**The request:** Find all lines in the records that include the word "name", and copy them out.

^^^^^^^^^^^^^^^^

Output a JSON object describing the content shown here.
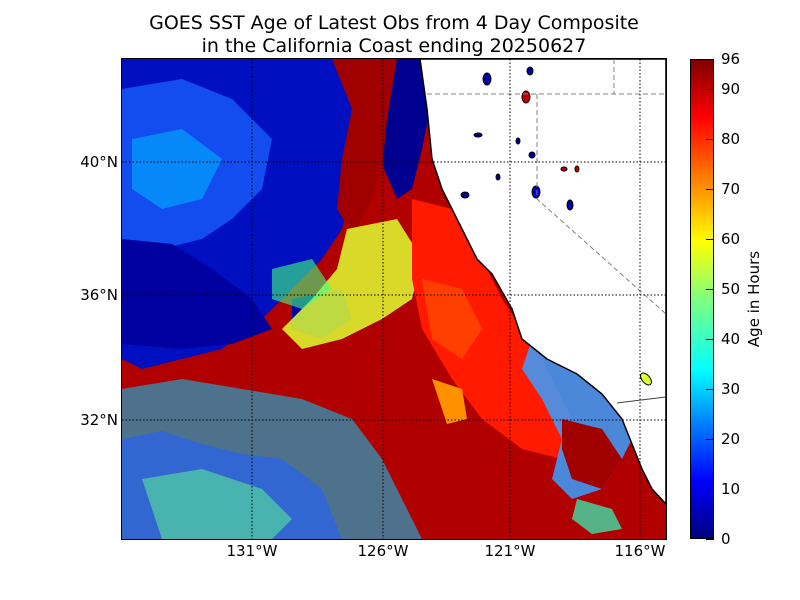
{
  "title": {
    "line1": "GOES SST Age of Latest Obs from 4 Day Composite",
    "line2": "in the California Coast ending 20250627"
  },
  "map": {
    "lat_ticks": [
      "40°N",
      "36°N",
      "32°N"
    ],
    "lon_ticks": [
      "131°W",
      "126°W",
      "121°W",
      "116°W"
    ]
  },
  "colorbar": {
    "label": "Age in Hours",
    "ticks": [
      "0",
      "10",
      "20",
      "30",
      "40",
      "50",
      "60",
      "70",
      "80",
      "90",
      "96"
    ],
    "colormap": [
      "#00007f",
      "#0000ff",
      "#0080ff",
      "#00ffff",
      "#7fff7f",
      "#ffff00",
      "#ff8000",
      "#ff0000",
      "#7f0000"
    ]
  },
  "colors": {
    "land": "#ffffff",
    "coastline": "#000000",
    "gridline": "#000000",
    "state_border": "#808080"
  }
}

^^^^^^^^^^^^^^^^

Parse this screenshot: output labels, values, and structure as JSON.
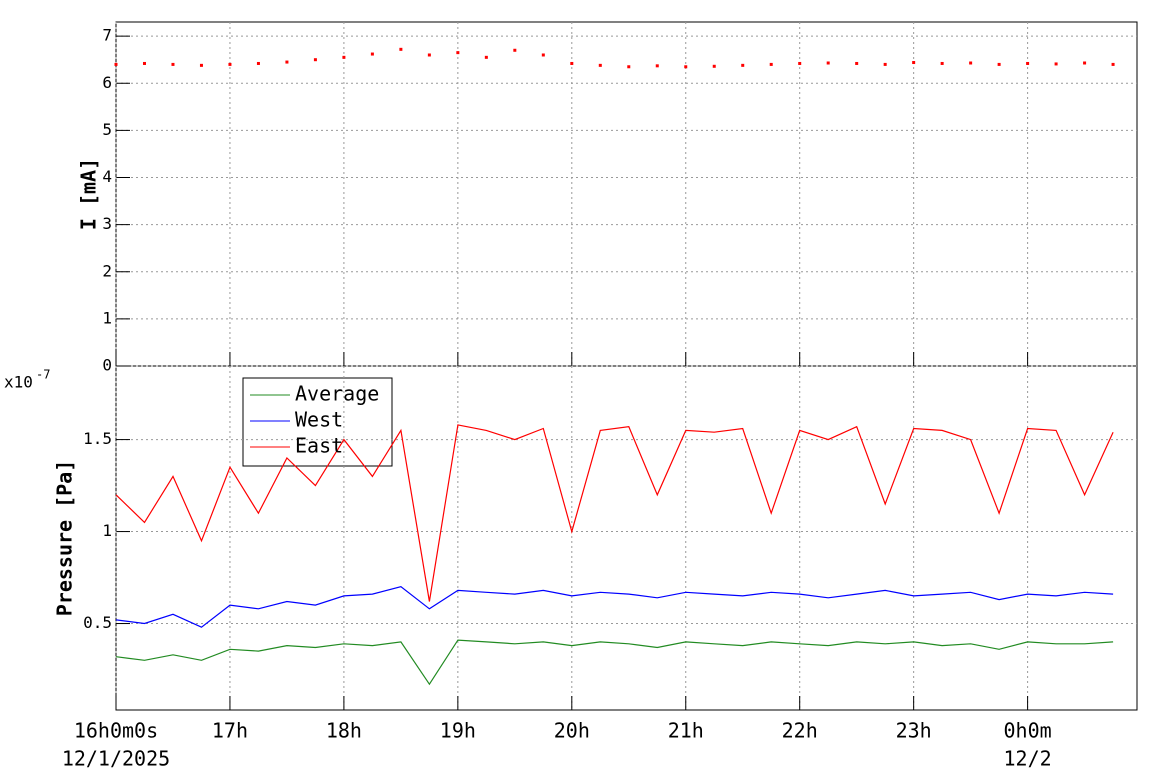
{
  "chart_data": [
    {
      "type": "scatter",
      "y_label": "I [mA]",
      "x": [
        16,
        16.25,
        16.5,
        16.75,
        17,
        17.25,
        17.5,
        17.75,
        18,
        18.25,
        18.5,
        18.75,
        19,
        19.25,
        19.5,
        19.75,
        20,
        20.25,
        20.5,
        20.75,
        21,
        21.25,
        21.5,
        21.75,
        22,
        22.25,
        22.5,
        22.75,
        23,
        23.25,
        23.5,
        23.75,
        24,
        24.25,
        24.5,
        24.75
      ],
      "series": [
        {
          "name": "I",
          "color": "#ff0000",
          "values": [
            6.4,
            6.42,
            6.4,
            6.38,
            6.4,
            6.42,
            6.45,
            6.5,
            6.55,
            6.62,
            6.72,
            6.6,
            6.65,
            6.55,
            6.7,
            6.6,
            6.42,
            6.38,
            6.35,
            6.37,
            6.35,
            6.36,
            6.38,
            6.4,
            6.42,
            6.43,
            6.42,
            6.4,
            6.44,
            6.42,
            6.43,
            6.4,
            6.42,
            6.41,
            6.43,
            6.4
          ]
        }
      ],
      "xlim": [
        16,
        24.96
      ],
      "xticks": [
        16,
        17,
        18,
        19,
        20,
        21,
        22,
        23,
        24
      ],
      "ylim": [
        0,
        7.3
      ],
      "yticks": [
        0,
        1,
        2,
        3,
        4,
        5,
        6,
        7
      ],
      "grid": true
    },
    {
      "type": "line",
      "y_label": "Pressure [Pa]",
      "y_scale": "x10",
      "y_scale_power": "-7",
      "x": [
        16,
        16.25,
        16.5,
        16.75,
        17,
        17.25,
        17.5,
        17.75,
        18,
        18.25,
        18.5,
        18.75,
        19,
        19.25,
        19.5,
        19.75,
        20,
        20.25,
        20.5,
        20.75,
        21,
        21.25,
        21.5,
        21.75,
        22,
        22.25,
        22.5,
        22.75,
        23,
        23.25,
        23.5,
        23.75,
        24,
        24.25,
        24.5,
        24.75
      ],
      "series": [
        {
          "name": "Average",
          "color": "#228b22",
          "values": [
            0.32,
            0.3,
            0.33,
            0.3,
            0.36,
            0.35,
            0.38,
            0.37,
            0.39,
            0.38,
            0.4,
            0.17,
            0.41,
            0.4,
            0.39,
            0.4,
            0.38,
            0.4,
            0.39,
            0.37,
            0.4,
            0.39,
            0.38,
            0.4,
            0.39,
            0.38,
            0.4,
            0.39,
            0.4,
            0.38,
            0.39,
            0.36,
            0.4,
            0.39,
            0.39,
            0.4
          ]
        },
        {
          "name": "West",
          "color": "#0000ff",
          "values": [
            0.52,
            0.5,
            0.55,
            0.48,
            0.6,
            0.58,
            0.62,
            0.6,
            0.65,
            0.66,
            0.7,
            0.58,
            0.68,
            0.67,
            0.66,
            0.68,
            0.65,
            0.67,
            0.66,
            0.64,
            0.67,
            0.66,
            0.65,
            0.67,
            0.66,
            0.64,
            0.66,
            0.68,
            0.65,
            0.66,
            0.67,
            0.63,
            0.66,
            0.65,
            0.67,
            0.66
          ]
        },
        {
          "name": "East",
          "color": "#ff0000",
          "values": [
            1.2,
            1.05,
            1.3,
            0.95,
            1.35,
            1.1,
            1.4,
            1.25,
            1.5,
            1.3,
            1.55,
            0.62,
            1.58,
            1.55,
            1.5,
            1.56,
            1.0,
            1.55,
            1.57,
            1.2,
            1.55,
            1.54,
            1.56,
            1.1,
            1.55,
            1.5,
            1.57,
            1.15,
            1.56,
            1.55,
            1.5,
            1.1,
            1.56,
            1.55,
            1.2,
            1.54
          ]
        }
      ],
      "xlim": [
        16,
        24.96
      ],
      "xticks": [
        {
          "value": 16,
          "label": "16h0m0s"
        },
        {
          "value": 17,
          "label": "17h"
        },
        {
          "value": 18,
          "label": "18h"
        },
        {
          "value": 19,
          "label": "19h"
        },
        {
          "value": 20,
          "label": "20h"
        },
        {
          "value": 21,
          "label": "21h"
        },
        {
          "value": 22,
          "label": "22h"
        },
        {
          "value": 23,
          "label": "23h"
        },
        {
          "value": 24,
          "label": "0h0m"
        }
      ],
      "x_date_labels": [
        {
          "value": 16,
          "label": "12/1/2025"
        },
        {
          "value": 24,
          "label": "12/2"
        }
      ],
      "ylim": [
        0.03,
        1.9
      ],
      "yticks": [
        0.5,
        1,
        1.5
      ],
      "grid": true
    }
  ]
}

^^^^^^^^^^^^^^^^

**Reply to the exercise:**
          "name": "I",
          "name": "Average",
          "name": "West",
          "name": "East",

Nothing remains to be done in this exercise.